### EXERCISE
For each line in the data below that holds "levý", return a copy.

─── MATERIAL TO PROCESS ───

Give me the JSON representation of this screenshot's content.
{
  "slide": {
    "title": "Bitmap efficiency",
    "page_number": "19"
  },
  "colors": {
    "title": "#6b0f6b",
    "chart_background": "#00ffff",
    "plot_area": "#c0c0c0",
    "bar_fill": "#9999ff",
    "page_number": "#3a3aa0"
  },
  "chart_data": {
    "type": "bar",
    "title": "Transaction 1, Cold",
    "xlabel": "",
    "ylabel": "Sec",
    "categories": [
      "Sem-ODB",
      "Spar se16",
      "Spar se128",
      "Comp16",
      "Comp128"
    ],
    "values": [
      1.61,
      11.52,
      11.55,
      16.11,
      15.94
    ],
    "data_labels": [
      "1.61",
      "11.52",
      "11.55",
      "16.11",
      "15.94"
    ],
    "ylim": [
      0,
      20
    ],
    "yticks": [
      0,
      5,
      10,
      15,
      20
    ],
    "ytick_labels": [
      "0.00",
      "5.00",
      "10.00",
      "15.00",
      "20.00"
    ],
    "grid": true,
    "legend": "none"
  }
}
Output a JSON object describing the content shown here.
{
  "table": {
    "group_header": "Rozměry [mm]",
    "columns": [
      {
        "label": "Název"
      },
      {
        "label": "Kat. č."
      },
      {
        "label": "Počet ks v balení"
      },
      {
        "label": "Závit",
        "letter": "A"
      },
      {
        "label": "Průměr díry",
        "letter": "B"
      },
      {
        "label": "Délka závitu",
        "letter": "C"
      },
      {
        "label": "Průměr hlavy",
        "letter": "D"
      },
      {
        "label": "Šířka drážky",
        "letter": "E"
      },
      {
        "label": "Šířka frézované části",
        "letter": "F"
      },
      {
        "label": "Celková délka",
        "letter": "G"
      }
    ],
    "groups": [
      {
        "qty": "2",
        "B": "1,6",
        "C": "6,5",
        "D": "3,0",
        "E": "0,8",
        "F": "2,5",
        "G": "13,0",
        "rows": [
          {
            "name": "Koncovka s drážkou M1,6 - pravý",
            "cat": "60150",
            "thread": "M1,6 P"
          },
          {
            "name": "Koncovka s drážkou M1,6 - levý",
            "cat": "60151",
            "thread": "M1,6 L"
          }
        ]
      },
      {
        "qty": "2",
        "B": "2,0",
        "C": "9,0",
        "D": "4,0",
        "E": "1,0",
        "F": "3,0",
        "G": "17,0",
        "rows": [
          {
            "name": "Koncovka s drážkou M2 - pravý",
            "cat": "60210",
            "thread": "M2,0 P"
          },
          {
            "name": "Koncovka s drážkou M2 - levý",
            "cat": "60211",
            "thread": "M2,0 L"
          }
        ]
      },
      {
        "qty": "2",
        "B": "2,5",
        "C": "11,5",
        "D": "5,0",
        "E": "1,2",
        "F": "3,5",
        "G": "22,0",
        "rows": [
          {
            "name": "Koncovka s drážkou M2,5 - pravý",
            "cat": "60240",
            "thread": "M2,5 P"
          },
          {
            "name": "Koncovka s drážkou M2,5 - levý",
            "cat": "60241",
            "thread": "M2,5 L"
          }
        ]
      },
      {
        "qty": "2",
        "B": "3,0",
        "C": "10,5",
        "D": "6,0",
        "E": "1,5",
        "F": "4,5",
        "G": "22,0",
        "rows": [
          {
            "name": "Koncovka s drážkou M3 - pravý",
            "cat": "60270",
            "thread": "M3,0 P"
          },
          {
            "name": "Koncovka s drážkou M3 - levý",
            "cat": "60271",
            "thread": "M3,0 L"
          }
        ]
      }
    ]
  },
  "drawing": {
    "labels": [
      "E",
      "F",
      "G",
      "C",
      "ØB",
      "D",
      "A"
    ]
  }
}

───

### EXERCISE RESULT
            "name": "Koncovka s drážkou M1,6 - levý",
            "name": "Koncovka s drážkou M2 - levý",
            "name": "Koncovka s drážkou M2,5 - levý",
            "name": "Koncovka s drážkou M3 - levý",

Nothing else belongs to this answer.